[DIRECTIONS]:
Quote exactly, and only, the lines from the one with "Transcribe this image's" through the end of the listing.

Collected data entries
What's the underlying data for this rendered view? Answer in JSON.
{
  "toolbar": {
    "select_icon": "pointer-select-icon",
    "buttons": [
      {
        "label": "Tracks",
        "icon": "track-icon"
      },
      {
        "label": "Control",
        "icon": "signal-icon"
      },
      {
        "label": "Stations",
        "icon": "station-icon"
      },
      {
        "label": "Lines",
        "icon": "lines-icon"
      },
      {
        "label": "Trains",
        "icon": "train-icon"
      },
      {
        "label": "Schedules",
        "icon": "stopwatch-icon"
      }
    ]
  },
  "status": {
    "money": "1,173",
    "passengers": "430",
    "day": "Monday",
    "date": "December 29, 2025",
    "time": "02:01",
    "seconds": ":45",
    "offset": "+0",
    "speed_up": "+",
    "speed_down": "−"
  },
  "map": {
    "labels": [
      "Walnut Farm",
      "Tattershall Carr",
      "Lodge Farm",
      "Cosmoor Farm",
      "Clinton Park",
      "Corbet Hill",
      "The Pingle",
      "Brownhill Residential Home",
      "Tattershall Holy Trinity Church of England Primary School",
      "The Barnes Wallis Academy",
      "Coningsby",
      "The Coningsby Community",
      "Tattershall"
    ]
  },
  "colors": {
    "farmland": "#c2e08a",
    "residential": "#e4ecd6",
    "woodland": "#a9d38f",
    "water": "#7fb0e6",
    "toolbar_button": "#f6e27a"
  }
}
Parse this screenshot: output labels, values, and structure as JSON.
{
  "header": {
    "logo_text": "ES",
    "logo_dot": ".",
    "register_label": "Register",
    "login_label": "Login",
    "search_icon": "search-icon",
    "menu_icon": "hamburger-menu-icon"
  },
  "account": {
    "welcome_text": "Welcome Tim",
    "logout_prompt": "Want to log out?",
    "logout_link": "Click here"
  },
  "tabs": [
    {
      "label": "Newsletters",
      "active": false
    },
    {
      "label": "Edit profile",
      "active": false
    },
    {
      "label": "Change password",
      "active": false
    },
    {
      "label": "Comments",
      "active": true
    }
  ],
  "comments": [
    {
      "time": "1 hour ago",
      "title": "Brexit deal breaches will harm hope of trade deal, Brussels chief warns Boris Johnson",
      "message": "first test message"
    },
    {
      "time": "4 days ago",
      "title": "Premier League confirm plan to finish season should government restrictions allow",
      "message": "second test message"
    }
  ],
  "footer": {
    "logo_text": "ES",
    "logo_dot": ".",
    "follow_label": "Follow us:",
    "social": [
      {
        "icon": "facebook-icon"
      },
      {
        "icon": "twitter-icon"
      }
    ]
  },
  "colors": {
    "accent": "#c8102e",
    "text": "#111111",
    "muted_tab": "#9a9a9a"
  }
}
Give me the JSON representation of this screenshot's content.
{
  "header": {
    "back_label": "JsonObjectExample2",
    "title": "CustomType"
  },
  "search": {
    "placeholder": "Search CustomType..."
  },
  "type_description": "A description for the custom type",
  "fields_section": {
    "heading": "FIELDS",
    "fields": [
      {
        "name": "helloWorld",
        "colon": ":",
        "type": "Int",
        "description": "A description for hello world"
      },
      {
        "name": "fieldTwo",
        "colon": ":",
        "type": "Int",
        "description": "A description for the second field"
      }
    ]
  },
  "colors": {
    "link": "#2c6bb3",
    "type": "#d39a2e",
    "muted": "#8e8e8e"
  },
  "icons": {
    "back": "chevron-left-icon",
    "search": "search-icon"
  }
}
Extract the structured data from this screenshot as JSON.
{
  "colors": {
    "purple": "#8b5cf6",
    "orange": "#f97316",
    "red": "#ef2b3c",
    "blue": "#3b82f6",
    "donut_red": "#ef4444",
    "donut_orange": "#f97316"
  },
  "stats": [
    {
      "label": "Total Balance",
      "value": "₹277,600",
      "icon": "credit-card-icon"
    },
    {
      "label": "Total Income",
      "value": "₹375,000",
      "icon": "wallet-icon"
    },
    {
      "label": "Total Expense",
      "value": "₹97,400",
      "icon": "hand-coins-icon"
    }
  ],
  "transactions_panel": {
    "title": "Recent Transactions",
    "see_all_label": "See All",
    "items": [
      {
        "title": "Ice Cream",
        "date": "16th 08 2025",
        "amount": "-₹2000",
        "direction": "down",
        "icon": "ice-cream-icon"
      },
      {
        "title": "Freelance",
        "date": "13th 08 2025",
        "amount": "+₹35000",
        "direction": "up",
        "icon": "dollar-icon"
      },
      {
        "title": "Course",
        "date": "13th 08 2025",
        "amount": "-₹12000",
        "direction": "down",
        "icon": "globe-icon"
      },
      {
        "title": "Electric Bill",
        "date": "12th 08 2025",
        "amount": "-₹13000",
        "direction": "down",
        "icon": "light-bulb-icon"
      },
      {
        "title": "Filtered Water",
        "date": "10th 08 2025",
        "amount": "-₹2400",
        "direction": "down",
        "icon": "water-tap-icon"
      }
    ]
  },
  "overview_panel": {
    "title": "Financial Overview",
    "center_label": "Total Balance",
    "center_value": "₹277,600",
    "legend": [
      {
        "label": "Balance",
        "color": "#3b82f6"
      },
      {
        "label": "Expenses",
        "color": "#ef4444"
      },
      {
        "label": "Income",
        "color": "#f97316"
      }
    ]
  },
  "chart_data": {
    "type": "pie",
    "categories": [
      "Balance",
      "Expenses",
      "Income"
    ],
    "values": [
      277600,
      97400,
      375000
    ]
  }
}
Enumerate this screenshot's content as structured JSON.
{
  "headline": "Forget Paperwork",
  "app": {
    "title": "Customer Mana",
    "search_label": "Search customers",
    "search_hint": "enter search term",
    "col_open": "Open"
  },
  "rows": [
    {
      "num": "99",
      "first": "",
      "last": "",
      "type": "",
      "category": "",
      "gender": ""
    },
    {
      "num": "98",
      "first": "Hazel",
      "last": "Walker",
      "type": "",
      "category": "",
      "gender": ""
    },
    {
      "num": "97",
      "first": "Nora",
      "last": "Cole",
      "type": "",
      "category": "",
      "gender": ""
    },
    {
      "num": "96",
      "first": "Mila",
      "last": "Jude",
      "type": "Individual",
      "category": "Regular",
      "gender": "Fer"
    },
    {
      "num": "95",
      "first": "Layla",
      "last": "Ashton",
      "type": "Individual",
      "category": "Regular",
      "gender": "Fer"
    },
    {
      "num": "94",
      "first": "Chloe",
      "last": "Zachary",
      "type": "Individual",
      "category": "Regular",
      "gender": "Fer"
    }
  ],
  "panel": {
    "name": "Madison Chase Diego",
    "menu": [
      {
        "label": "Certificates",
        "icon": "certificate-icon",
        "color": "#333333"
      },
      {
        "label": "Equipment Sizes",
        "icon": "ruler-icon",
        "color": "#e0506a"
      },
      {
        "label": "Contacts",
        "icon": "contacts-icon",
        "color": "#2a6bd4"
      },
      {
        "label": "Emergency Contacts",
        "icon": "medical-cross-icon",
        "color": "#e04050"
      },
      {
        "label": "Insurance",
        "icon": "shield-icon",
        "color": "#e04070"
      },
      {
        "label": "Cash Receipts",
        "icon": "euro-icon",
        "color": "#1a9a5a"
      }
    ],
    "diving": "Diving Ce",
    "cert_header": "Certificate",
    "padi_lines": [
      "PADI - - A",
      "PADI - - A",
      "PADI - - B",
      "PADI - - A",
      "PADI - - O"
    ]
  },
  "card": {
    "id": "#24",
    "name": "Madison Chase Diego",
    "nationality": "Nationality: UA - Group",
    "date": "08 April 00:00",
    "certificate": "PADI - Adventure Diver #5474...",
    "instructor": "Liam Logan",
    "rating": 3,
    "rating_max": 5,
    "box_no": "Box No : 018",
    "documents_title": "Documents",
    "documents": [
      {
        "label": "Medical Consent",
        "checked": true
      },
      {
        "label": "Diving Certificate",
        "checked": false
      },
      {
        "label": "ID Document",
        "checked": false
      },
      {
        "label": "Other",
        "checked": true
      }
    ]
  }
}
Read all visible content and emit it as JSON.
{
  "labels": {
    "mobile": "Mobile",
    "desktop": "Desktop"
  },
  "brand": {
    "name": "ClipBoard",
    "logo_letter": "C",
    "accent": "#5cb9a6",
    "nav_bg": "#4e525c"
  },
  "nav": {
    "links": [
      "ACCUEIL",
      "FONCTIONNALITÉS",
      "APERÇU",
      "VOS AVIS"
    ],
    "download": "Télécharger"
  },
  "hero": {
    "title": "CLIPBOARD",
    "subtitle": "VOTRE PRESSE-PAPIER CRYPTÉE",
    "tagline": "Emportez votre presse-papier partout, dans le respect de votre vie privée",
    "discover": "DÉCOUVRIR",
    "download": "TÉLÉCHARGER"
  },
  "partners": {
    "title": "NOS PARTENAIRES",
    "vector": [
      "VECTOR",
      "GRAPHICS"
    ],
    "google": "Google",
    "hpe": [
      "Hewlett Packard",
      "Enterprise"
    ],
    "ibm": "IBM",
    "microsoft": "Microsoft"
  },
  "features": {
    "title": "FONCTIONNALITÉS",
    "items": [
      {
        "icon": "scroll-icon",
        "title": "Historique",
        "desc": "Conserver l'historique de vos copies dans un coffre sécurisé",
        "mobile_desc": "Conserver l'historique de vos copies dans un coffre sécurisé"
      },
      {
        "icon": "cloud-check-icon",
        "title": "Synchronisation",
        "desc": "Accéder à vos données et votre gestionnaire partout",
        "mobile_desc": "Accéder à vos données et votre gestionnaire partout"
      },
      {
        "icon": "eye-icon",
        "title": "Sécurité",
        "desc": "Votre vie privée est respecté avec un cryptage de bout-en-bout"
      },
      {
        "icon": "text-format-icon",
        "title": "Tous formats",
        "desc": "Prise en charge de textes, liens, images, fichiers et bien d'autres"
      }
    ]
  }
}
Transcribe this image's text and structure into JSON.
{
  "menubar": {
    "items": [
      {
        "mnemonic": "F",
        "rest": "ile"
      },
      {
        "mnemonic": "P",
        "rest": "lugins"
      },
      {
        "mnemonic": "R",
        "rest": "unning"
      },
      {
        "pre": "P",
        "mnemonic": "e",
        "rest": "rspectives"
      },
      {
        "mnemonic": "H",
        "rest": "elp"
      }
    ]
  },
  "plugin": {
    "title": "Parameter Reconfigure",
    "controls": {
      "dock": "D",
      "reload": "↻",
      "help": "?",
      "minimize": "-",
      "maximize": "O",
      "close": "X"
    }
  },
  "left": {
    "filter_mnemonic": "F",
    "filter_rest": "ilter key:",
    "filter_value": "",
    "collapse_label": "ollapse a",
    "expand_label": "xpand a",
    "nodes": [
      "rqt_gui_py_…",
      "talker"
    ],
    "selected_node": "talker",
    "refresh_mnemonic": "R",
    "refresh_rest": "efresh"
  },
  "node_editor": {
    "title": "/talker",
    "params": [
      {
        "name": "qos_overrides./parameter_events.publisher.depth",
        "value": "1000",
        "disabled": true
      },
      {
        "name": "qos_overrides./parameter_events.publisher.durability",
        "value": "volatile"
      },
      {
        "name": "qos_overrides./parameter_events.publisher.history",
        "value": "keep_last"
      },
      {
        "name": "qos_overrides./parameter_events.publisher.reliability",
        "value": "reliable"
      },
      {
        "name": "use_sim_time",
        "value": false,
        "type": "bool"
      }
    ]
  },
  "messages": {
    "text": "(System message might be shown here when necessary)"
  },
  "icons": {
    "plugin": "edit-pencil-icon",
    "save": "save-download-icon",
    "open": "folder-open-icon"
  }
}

[EXERCISE RESPONSE]:
Transcribe this image's text and structure into JSON.
{
  "menubar": {
    "items": [
      {
        "mnemonic": "F",
        "rest": "ile"
      },
      {
        "mnemonic": "P",
        "rest": "lugins"
      },
      {
        "mnemonic": "R",
        "rest": "unning"
      },
      {
        "pre": "P",
        "mnemonic": "e",
        "rest": "rspectives"
      },
      {
        "mnemonic": "H",
        "rest": "elp"
      }
    ]
  },
  "plugin": {
    "title": "Parameter Reconfigure",
    "controls": {
      "dock": "D",
      "reload": "↻",
      "help": "?",
      "minimize": "-",
      "maximize": "O",
      "close": "X"
    }
  },
  "left": {
    "filter_mnemonic": "F",
    "filter_rest": "ilter key:",
    "filter_value": "",
    "collapse_label": "ollapse a",
    "expand_label": "xpand a",
    "nodes": [
      "rqt_gui_py_…",
      "talker"
    ],
    "selected_node": "talker",
    "refresh_mnemonic": "R",
    "refresh_rest": "efresh"
  },
  "node_editor": {
    "title": "/talker",
    "params": [
      {
        "name": "qos_overrides./parameter_events.publisher.depth",
        "value": "1000",
        "disabled": true
      },
      {
        "name": "qos_overrides./parameter_events.publisher.durability",
        "value": "volatile"
      },
      {
        "name": "qos_overrides./parameter_events.publisher.history",
        "value": "keep_last"
      },
      {
        "name": "qos_overrides./parameter_events.publisher.reliability",
        "value": "reliable"
      },
      {
        "name": "use_sim_time",
        "value": false,
        "type": "bool"
      }
    ]
  },
  "messages": {
    "text": "(System message might be shown here when necessary)"
  },
  "icons": {
    "plugin": "edit-pencil-icon",
    "save": "save-download-icon",
    "open": "folder-open-icon"
  }
}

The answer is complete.